§ **What to work on**
Continue the court order in Panrell v. United Mine Workers, picking up after its last sentence.

-- Quoted passage follows --

Panrell v. United Mine Workers, International Union

872 F. Supp. 1502, 149 L.R.R.M. (BNA) 3115, 1995 U.S. Dist. LEXIS 925, 1995 WL 25661
CourtDistrict Court, N.D. West Virginia
DecidedJanuary 20, 1995
Docket92-146-E
StatusPublished
Cited by3 cases

This text of 872 F. Supp. 1502 (Panrell v. United Mine Workers, International Union) is published on Counsel Stack Legal Research, covering District Court, N.D. West Virginia primary law. Counsel Stack provides free access to over 12 million legal documents including statutes, case law, regulations, and constitutions.

Bluebook
Panrell v. United Mine Workers, International Union, 872 F. Supp. 1502, 149 L.R.R.M. (BNA) 3115, 1995 U.S. Dist. LEXIS 925, 1995 WL 25661 (N.D.W. Va. 1995).

Opinion

ORDER

MAXWELL, District Judge.

Pending before the Court are defendant’s objections to the Magistrate Judge’s Proposed Findings of Fact and Recommendation for Disposition on Defendant’s Motion for Summary Judgment.

This civil action arises, in part, under § 301 of the Labor Management Relations Act of 1947, 29 U.S.C. § 185. The amended complaint sets forth six counts, all of which essentially allege that the defendant breached its duty of fair representation and trust with reference to the distribution of proceeds from a settlement that was reached in a civil action (Kitt Litigation) brought in the U.S. District Court for the Western District of Pennsylvania. 1 In the Kitt litigation, the International Union, District 31, and Local 2095 of the United Mine Workers of America (UMWA) filed suit against Kitt Energy and several other companies on behalf of all of the members of Local 2095 to redress their loss of employment, recall and other rights under the collective bargaining agreement. 2 During the pendency of that action, a confidential settlement agreement was negotiated and consummated between UMWA representatives and Kitt Energy, Pike Coal Company, and the Standard Oil Company, whereby the settling defendants agreed to pay approximately 12 million dollars in two installments. However, the settlement agreement did not provide for a distribution formula.

-- Quoted passage concluded --
-- Given data follows --

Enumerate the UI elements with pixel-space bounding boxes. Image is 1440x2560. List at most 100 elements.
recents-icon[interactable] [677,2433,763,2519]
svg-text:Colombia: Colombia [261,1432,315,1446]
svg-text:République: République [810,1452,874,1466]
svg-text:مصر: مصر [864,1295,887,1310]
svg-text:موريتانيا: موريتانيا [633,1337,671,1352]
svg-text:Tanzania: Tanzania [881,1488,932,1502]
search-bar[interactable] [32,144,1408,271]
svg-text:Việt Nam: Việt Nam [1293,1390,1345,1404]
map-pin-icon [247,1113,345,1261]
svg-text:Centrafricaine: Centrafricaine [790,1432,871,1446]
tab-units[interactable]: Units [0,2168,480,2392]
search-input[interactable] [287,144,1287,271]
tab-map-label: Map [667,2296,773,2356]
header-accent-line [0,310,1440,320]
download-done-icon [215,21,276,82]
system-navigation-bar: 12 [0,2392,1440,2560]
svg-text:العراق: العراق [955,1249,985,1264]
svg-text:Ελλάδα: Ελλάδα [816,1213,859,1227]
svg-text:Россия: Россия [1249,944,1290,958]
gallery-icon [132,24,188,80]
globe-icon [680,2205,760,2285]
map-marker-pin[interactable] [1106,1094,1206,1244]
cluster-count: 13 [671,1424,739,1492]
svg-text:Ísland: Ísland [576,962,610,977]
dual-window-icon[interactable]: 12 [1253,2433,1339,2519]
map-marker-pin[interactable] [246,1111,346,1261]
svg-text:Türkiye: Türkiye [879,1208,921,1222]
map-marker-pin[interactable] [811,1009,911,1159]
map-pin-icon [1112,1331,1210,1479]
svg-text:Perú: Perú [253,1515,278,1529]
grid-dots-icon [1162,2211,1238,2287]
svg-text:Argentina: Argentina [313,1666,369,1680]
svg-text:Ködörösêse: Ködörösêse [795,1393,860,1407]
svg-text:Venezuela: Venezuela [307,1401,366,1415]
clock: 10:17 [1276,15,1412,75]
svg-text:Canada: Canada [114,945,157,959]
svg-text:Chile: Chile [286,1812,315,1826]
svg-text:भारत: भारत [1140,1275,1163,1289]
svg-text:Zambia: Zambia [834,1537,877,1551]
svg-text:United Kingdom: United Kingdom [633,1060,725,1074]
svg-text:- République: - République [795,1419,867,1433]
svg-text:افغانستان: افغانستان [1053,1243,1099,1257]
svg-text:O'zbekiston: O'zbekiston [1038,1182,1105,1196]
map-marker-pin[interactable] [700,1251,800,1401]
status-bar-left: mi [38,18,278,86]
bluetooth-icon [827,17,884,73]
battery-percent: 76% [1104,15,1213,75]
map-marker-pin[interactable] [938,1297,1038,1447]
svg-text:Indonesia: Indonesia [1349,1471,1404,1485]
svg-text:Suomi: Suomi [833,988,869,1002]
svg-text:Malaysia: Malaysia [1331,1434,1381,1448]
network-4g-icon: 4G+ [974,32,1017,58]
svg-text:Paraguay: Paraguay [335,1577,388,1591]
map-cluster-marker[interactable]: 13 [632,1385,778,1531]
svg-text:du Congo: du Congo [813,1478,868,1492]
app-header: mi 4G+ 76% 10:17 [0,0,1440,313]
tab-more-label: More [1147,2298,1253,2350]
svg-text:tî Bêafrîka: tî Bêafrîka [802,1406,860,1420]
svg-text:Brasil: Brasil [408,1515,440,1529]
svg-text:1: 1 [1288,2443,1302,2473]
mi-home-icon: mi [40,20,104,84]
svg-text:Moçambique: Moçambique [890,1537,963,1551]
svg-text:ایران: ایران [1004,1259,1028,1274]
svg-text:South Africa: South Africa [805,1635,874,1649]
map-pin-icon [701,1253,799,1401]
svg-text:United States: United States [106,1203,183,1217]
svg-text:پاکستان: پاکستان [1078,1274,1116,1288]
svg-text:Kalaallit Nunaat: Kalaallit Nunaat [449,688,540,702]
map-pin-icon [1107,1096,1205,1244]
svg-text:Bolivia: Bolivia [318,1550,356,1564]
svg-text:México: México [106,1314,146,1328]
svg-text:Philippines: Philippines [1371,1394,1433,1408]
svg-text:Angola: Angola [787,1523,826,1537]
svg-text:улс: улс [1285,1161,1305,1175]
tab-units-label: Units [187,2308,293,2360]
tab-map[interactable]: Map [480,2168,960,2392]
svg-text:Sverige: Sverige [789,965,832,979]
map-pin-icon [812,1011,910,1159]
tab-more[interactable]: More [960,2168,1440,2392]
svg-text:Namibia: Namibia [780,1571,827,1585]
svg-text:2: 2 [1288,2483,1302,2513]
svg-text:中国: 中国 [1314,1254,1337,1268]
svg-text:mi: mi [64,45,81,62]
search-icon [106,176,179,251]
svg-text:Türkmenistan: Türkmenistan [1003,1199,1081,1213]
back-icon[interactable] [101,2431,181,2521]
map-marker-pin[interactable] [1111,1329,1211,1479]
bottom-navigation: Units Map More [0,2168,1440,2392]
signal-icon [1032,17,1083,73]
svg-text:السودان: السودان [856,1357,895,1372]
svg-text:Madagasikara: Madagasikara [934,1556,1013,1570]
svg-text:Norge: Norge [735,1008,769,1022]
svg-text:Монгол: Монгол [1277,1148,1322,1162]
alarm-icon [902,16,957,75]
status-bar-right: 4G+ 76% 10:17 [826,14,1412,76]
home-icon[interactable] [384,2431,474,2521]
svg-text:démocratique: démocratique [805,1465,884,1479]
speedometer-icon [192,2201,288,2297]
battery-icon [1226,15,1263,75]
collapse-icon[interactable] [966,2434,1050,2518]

-- Given data concluded --

§ **Answer box**
The settling defendants tendered the first installment of nine million dollars to the International Union on January 31, 1992. The executive officers of the International Union distributed the first installment to approxi *1505 mately 525 union members, representing every member of Local 2095 who was on the UMWA panel, available, and able to work, as of August 1986, when the Kitt No. 1 Mine ceased its production of coal. 3 Plaintiffs herein contend that the distribution to the 525 members was a breach of the International Union’s duty of fair representation since at the time the plaintiffs herein agreed to the settlement, the International Union had led them to believe that the proceeds would be distributed to just 207 local union members who had the greatest “expectation of recall.”

The plaintiffs allege that prior to the International Union agreeing to the Kitt settlement, its authorized representative, Associate General Counsel Judith A. Scott, sought approval from Local 2095 representatives, Guy Panrell, Burgess Larry Gregory, and John Bennett and the representative of District 31, Jerry Miller. These individuals allegedly gave their consent to Ms. Scott based on the understanding that the net settlement proceeds would be distributed equally to those miners who had a “reasonable right of recall.” According to the plaintiffs, that group consisted of approximately 207 members of Local No. 2095 who were actually working at the Kitt No. 1 Mine when production ceased in August 1986, since it was these individuals who were harmed by the illegal transfer of the mine. The plaintiffs in the instant action are among those approximately 207 union members.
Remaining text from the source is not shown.